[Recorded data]
⁂

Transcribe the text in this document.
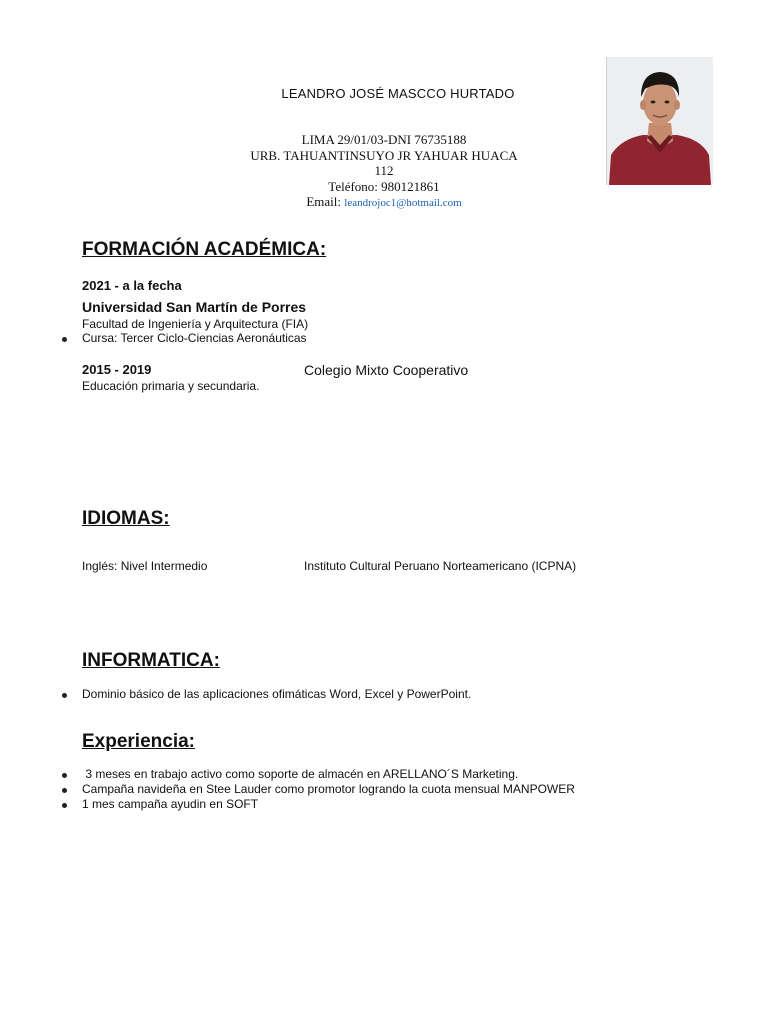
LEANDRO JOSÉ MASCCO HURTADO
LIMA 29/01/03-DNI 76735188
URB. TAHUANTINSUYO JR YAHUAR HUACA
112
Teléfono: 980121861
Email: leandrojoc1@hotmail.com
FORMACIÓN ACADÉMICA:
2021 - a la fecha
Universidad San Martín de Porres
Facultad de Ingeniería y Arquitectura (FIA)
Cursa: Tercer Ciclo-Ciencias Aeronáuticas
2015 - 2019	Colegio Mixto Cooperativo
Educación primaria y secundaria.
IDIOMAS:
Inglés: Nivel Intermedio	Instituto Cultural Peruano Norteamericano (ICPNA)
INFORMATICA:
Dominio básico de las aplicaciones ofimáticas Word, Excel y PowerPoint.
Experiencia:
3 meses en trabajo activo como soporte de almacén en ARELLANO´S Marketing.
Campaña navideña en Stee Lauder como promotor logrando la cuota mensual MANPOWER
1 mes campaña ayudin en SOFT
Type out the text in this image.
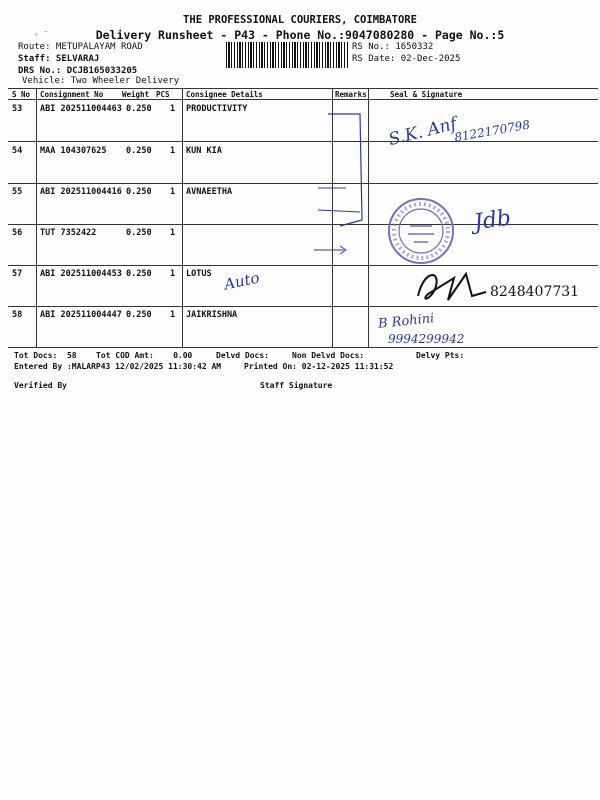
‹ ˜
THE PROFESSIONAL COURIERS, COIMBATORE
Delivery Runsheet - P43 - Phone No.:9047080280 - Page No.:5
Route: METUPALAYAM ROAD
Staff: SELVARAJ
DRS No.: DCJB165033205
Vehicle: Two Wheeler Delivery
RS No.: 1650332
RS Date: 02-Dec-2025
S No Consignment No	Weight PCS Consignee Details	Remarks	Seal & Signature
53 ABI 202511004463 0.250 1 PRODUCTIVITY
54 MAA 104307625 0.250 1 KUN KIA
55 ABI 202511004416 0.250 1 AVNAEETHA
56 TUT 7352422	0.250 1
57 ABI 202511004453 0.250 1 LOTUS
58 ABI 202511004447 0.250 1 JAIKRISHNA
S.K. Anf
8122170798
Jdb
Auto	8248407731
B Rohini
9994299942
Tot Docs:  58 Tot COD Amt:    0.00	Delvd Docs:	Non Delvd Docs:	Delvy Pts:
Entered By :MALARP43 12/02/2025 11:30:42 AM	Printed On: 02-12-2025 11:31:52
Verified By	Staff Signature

⁂

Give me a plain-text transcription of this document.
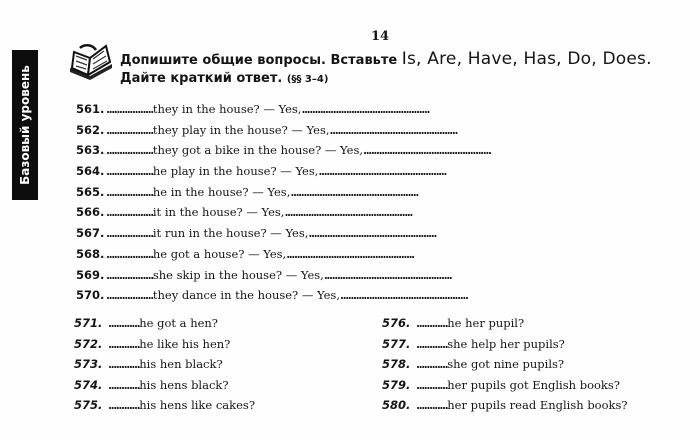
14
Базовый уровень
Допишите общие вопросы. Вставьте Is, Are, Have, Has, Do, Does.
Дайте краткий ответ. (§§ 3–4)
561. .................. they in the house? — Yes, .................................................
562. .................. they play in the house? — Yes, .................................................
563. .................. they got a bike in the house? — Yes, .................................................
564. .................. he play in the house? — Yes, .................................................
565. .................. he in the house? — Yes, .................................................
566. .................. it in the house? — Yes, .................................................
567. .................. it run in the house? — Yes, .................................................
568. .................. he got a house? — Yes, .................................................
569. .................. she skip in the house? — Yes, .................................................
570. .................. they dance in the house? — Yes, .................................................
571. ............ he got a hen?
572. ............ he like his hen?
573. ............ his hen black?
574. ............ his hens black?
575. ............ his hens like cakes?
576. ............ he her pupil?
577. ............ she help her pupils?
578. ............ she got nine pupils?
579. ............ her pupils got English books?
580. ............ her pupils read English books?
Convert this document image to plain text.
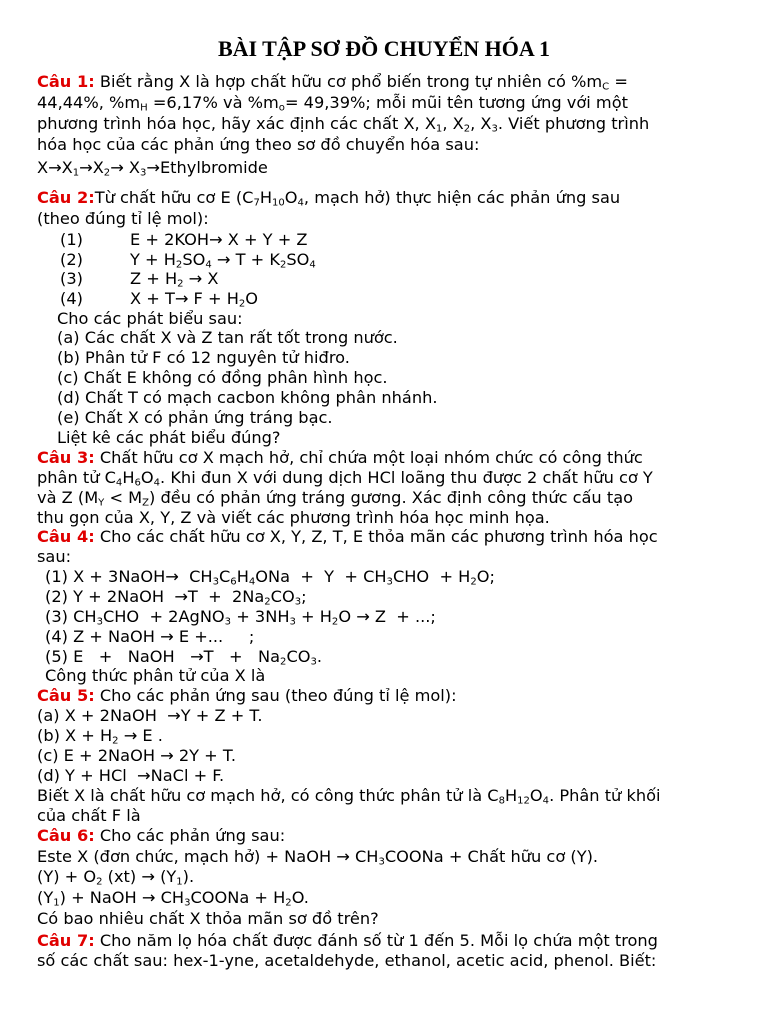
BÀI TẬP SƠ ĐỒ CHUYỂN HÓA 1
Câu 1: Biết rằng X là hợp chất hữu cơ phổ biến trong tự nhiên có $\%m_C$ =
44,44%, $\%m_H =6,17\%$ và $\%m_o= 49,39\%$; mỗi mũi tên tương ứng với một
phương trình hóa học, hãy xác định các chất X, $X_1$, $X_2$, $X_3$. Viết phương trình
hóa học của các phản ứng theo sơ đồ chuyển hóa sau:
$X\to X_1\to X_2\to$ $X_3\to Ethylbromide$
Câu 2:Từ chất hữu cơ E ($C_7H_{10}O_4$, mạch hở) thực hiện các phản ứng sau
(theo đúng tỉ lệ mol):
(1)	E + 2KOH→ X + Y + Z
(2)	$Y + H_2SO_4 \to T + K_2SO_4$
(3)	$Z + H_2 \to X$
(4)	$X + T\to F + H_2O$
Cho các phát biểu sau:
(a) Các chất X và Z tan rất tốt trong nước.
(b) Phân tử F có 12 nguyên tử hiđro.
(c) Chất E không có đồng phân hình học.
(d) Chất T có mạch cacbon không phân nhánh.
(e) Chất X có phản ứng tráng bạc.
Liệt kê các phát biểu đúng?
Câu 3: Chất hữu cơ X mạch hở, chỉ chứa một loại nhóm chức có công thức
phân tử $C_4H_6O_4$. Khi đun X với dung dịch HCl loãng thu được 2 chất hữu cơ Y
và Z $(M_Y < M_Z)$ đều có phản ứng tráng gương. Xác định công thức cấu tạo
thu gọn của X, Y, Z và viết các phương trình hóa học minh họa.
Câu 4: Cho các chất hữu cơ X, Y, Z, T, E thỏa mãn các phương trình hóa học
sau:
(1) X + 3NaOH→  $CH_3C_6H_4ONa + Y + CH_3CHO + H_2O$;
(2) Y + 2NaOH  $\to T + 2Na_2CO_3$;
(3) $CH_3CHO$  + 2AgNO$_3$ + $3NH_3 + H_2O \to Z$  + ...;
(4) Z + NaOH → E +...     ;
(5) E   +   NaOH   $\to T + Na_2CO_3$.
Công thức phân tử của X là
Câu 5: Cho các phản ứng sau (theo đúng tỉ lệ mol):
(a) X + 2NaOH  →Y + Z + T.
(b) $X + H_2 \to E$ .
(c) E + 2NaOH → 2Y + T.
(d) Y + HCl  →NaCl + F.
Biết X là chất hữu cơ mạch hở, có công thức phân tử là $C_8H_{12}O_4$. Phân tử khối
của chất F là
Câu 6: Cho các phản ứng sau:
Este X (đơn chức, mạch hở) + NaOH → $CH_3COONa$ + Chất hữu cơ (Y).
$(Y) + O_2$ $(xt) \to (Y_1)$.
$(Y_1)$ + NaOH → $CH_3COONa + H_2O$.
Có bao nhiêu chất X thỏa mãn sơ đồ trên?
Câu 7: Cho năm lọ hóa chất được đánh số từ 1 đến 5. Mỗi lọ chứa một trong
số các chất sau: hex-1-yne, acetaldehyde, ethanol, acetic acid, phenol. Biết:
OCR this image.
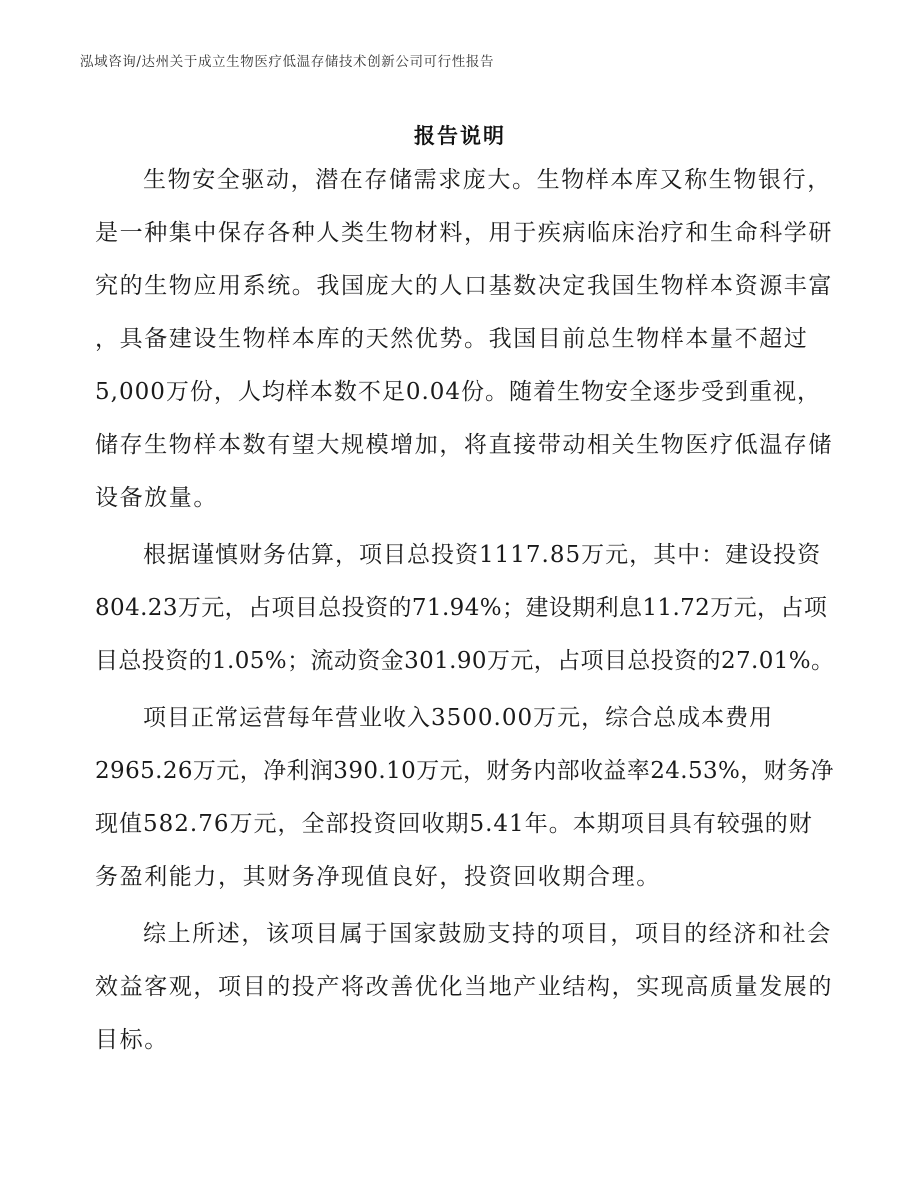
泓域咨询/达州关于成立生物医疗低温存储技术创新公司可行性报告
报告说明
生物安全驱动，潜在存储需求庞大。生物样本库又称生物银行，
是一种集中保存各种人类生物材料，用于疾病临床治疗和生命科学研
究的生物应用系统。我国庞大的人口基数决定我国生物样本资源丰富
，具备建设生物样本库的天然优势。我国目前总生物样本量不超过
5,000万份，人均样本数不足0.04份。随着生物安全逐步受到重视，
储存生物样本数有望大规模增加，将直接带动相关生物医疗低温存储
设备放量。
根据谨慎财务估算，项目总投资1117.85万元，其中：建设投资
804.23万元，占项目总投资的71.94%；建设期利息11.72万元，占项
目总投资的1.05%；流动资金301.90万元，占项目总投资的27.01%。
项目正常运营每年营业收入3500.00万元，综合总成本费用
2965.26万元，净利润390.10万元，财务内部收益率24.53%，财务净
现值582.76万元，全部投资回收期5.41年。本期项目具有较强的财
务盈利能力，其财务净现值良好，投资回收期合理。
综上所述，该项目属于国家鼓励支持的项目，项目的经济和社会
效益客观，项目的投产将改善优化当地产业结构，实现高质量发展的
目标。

⁂

**GIVEN TASK**. Compute the number of lines above that contain the string "mạch". Reply with that value only.

**ANSWER BELOW**. 5